═════ RECORDS

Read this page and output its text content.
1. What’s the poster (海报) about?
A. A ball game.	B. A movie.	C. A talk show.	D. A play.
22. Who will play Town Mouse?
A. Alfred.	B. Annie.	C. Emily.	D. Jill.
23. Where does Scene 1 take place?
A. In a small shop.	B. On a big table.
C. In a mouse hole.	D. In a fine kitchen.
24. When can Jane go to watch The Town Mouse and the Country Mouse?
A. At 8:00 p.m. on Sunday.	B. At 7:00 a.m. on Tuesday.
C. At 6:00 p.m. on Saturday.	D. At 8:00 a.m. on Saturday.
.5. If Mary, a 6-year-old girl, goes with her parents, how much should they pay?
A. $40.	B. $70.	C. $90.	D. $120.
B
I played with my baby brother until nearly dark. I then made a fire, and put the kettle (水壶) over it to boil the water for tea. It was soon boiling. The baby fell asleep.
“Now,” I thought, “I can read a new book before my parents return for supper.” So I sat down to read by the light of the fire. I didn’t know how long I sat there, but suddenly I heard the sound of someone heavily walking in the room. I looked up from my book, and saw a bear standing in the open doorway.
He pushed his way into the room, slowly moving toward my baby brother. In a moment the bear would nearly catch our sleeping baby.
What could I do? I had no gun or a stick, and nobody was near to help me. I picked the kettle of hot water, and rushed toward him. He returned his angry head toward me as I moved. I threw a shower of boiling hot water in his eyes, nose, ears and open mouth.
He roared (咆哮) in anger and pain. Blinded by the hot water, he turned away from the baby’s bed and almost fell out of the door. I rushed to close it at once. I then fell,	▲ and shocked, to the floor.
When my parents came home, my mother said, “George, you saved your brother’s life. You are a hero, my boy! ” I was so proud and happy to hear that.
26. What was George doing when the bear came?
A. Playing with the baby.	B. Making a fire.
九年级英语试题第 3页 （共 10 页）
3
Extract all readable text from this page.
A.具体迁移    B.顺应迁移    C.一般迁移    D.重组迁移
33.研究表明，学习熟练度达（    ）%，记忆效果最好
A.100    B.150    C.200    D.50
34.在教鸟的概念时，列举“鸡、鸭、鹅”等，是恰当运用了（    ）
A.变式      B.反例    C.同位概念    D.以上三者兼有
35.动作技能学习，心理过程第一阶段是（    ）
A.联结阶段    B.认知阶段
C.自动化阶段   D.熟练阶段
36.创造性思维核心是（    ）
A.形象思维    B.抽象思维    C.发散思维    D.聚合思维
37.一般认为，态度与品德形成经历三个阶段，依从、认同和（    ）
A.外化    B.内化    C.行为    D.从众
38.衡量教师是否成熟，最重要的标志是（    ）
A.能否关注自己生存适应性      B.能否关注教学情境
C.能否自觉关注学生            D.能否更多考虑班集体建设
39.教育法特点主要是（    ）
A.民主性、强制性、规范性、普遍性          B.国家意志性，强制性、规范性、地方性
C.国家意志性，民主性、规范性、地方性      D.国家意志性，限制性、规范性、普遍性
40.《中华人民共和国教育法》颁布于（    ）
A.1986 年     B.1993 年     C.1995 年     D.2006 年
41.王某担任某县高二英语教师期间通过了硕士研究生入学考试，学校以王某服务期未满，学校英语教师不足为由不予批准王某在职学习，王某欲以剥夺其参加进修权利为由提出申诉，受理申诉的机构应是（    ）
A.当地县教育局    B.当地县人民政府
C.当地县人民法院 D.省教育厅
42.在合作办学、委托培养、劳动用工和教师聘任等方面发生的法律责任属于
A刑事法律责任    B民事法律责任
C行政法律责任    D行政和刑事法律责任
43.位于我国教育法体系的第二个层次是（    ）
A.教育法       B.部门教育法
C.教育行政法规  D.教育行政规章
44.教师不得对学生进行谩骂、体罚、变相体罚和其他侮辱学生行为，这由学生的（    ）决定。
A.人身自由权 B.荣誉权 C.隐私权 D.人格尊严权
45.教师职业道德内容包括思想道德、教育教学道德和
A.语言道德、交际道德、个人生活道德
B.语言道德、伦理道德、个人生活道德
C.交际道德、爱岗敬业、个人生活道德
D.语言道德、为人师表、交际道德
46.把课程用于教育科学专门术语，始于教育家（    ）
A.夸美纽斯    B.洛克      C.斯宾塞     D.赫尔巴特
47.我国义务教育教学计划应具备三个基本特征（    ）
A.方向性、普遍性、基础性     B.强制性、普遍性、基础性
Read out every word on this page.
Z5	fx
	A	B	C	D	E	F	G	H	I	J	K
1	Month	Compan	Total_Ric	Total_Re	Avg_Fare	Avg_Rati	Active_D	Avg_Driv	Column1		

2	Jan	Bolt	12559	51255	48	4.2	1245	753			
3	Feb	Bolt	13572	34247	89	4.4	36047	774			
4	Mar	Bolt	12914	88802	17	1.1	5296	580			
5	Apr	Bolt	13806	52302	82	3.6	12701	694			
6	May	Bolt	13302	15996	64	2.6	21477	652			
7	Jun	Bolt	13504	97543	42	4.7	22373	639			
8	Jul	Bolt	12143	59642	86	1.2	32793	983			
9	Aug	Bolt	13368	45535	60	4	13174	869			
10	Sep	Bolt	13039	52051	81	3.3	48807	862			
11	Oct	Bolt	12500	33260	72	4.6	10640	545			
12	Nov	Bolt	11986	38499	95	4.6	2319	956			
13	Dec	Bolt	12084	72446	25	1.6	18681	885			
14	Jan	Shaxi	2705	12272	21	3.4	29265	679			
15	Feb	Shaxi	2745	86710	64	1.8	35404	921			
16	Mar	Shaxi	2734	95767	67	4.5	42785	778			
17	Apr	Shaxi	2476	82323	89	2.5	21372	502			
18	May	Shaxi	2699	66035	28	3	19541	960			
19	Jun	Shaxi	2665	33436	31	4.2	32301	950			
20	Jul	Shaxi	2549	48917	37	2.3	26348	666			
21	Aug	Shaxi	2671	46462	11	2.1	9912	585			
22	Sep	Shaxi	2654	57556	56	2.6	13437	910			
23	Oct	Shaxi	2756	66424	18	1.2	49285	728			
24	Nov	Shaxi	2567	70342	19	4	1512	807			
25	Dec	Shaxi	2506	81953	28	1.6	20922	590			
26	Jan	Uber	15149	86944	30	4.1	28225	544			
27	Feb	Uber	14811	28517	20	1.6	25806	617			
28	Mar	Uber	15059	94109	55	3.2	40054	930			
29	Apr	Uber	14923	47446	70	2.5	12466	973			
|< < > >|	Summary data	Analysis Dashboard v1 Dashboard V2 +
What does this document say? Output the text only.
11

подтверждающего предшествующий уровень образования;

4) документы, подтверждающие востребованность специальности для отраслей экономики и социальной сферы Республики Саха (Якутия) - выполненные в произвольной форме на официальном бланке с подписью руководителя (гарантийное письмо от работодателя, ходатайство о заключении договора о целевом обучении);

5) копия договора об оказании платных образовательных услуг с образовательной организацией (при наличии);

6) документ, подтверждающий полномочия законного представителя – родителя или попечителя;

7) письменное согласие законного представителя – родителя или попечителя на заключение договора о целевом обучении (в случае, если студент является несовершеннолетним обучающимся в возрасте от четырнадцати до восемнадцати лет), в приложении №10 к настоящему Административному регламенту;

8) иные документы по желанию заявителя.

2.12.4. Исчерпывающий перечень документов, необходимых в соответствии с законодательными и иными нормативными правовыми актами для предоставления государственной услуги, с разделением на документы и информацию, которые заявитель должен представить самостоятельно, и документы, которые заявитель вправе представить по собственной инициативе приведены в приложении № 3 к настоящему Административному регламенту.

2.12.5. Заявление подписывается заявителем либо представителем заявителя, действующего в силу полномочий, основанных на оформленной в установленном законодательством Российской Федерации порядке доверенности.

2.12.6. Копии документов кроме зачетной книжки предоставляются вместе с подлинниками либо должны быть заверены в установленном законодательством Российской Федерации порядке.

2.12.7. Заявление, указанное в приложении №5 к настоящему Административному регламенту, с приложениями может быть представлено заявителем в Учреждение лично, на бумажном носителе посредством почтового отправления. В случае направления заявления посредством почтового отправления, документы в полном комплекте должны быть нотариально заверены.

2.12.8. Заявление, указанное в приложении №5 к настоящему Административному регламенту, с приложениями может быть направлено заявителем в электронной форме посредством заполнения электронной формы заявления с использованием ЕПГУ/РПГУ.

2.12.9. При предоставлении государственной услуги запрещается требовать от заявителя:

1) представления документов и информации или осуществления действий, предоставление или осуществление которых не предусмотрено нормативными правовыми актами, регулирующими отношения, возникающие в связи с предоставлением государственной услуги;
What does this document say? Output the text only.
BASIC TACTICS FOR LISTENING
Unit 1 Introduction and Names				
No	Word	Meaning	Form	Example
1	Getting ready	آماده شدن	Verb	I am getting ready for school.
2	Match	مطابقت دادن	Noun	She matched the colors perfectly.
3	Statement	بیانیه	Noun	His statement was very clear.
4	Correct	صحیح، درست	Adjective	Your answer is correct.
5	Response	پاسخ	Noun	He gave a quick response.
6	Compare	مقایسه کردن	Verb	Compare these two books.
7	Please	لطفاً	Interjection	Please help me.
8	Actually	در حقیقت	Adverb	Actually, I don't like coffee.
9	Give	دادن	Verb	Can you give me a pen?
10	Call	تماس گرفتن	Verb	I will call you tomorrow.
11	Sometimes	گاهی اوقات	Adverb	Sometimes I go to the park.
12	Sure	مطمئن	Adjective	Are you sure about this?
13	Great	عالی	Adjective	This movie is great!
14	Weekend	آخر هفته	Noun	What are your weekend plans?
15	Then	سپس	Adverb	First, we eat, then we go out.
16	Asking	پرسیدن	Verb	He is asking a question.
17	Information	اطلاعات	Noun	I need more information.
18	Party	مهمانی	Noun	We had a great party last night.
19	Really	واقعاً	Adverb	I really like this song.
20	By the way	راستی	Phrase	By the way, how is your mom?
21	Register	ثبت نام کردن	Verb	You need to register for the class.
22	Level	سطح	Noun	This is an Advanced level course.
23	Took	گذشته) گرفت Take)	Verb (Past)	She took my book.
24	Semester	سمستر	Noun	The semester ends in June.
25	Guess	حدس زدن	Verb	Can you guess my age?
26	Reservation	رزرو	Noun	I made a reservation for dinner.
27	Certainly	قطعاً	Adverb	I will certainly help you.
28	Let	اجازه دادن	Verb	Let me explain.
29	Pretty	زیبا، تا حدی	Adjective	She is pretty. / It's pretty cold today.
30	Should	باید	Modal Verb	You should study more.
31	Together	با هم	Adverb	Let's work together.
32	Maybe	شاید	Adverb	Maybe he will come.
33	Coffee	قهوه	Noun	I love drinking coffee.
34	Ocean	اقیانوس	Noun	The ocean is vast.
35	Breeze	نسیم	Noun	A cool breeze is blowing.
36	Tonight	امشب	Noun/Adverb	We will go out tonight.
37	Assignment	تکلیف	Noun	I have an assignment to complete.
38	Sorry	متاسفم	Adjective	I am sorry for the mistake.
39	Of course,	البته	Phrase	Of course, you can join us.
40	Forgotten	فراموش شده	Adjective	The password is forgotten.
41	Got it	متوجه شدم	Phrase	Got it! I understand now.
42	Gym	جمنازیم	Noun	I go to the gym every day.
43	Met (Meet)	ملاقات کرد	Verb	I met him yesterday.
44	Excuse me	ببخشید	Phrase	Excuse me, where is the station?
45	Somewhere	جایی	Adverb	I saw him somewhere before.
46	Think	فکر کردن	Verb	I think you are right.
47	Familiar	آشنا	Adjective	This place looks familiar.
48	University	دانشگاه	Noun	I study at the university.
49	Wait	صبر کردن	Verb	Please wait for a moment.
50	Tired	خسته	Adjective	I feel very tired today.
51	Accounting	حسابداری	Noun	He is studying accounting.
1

══════════

▶ _AIM OF THE TASK_
Identify all lines in the records above with the word "Phrase".

▶ _RESULT OF THE TASK_
20	By the way	راستی	Phrase	By the way, how is your mom?
39	Of course,	البته	Phrase	Of course, you can join us.
41	Got it	متوجه شدم	Phrase	Got it! I understand now.
44	Excuse me	ببخشید	Phrase	Excuse me, where is the station?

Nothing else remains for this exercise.